* [Written request]
Quote the records that follow in full and exactly; leave out the pictures.

* [Data supplied]
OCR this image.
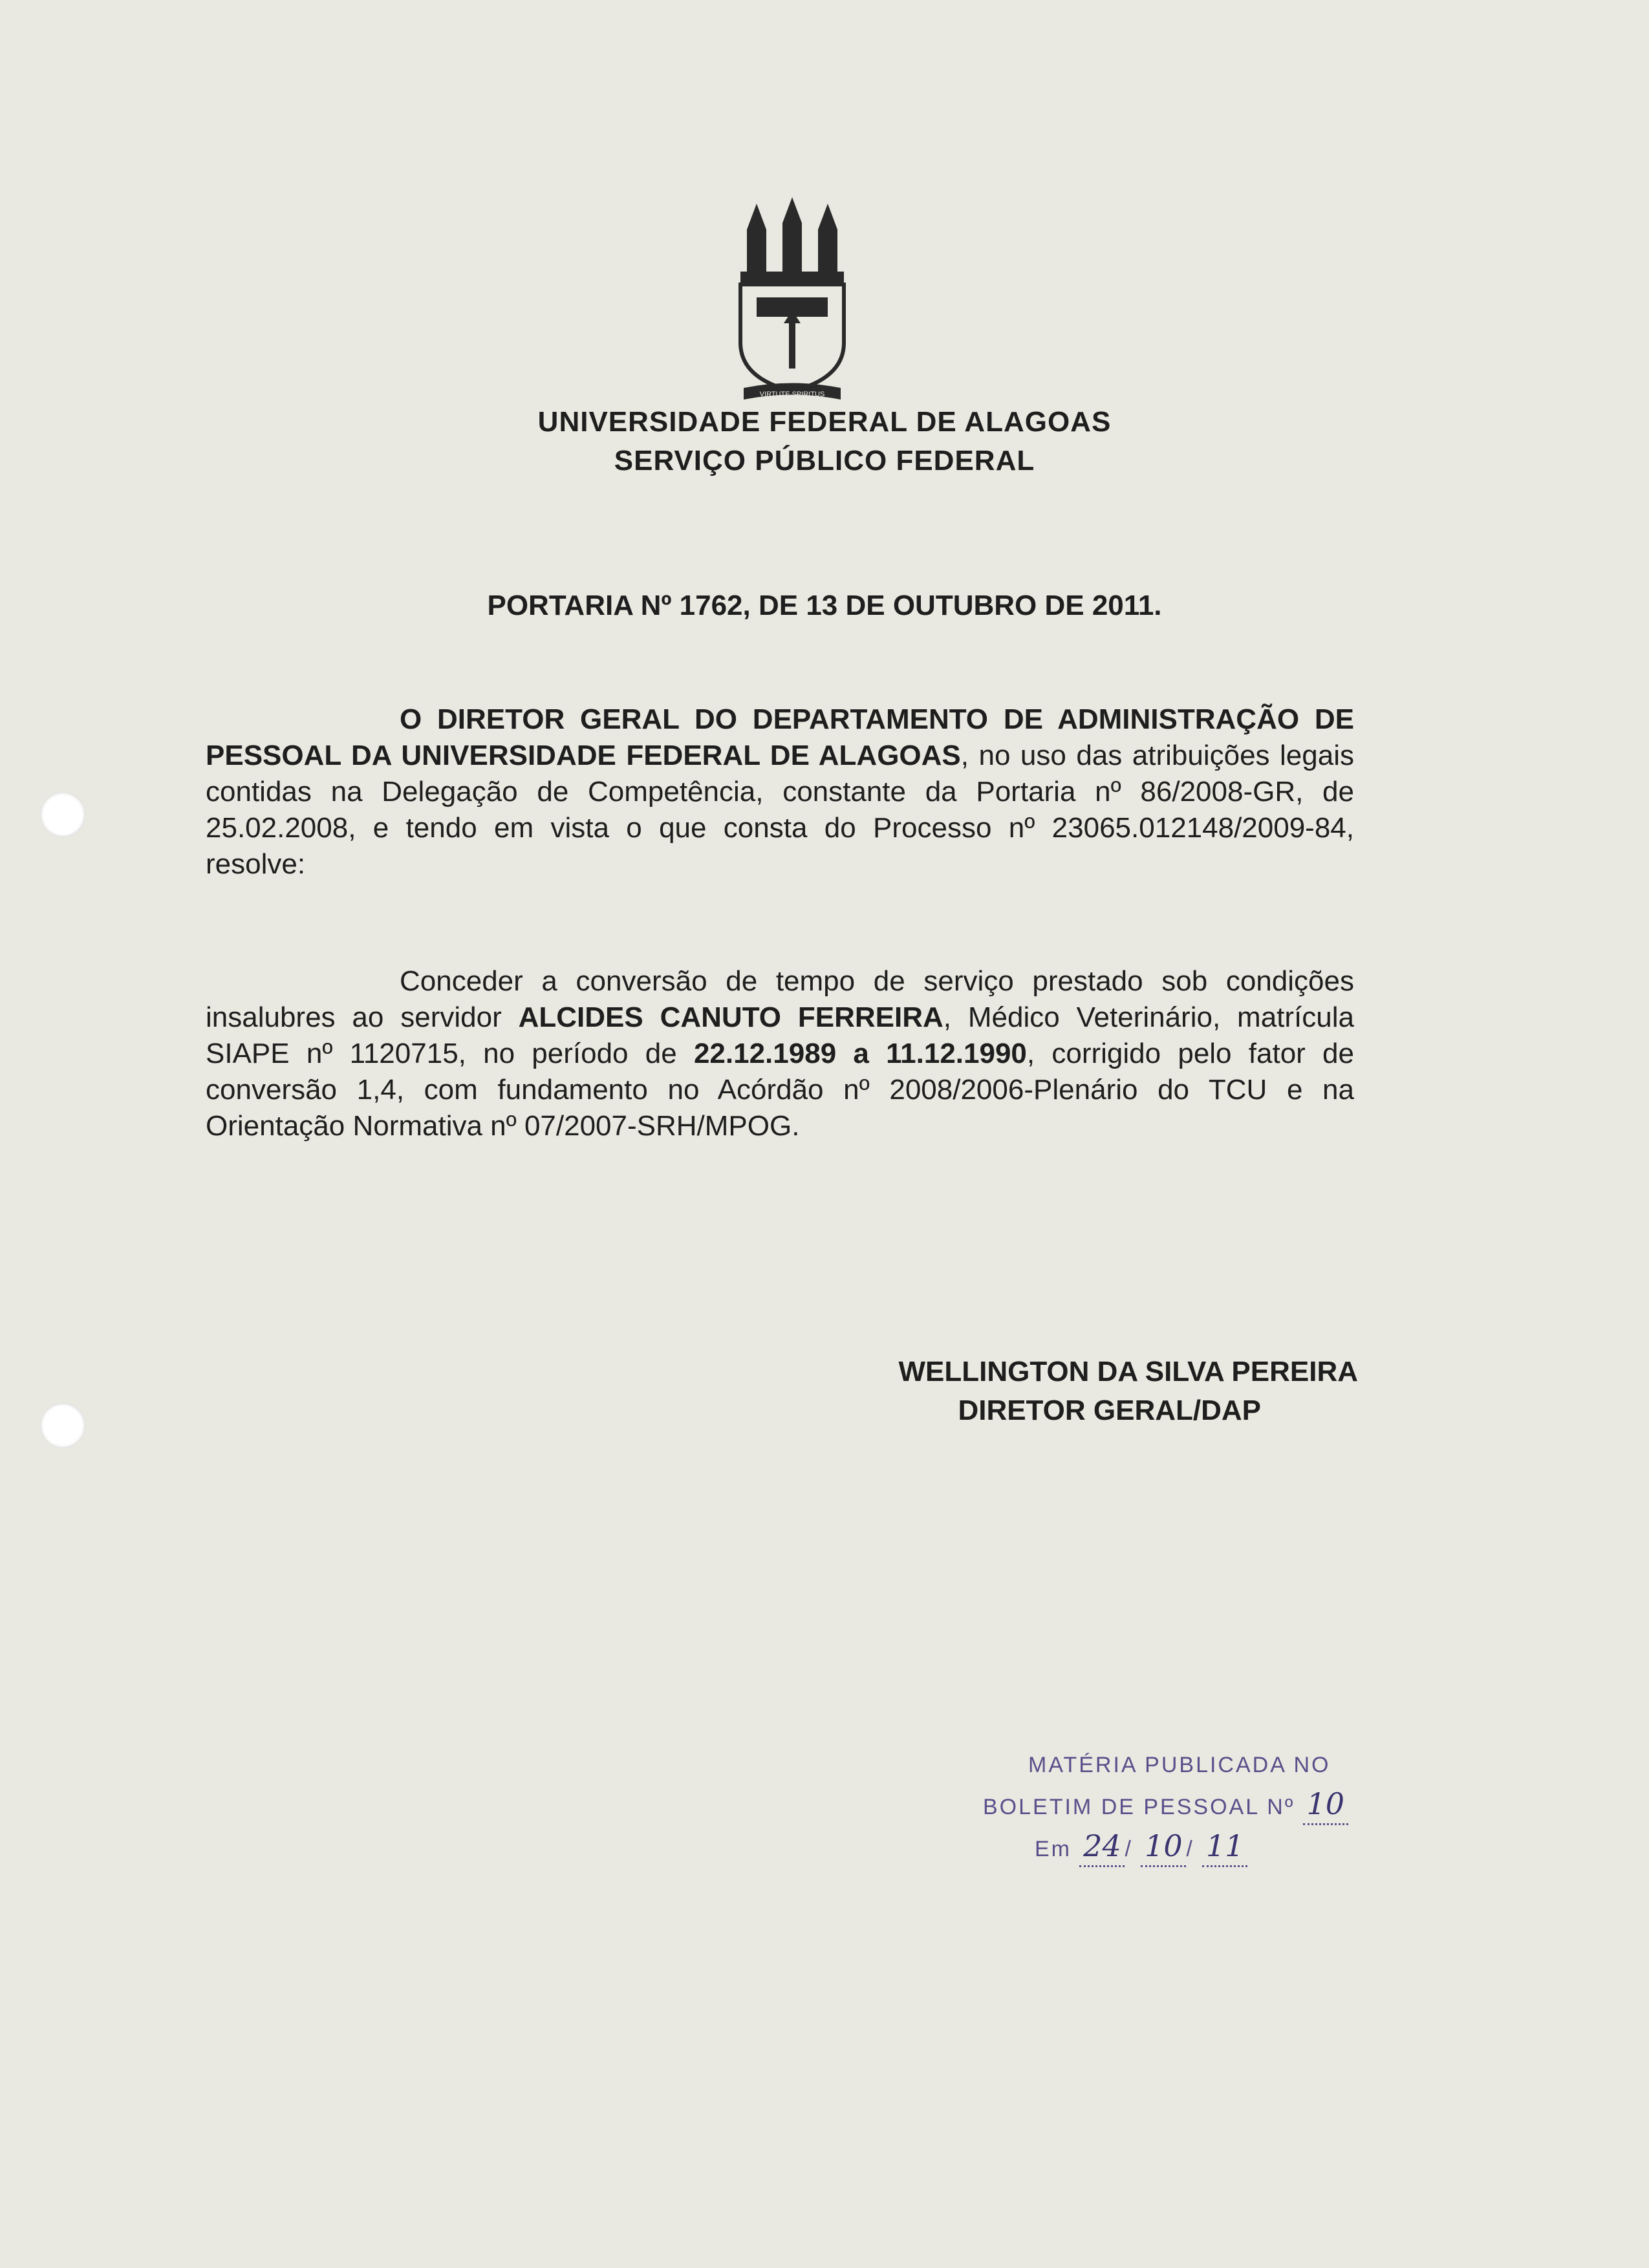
VIRTUTE SPIRITUS
UNIVERSIDADE FEDERAL DE ALAGOAS
SERVIÇO PÚBLICO FEDERAL
PORTARIA Nº 1762, DE 13 DE OUTUBRO DE 2011.
O DIRETOR GERAL DO DEPARTAMENTO DE ADMINISTRAÇÃO DE PESSOAL DA UNIVERSIDADE FEDERAL DE ALAGOAS, no uso das atribuições legais contidas na Delegação de Competência, constante da Portaria nº 86/2008-GR, de 25.02.2008, e tendo em vista o que consta do Processo nº 23065.012148/2009-84, resolve:
Conceder a conversão de tempo de serviço prestado sob condições insalubres ao servidor ALCIDES CANUTO FERREIRA, Médico Veterinário, matrícula SIAPE nº 1120715, no período de 22.12.1989 a 11.12.1990, corrigido pelo fator de conversão 1,4, com fundamento no Acórdão nº 2008/2006-Plenário do TCU e na Orientação Normativa nº 07/2007-SRH/MPOG.
WELLINGTON DA SILVA PEREIRA
DIRETOR GERAL/DAP
MATÉRIA PUBLICADA NO
BOLETIM DE PESSOAL Nº 10
Em 24 / 10 / 11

* [Answer to this task]
OCR this image.
VIRTUTE SPIRITUS
UNIVERSIDADE FEDERAL DE ALAGOAS
SERVIÇO PÚBLICO FEDERAL
PORTARIA Nº 1762, DE 13 DE OUTUBRO DE 2011.
O DIRETOR GERAL DO DEPARTAMENTO DE ADMINISTRAÇÃO DE PESSOAL DA UNIVERSIDADE FEDERAL DE ALAGOAS, no uso das atribuições legais contidas na Delegação de Competência, constante da Portaria nº 86/2008-GR, de 25.02.2008, e tendo em vista o que consta do Processo nº 23065.012148/2009-84, resolve:
Conceder a conversão de tempo de serviço prestado sob condições insalubres ao servidor ALCIDES CANUTO FERREIRA, Médico Veterinário, matrícula SIAPE nº 1120715, no período de 22.12.1989 a 11.12.1990, corrigido pelo fator de conversão 1,4, com fundamento no Acórdão nº 2008/2006-Plenário do TCU e na Orientação Normativa nº 07/2007-SRH/MPOG.
WELLINGTON DA SILVA PEREIRA
DIRETOR GERAL/DAP
MATÉRIA PUBLICADA NO
BOLETIM DE PESSOAL Nº 10
Em 24 / 10 / 11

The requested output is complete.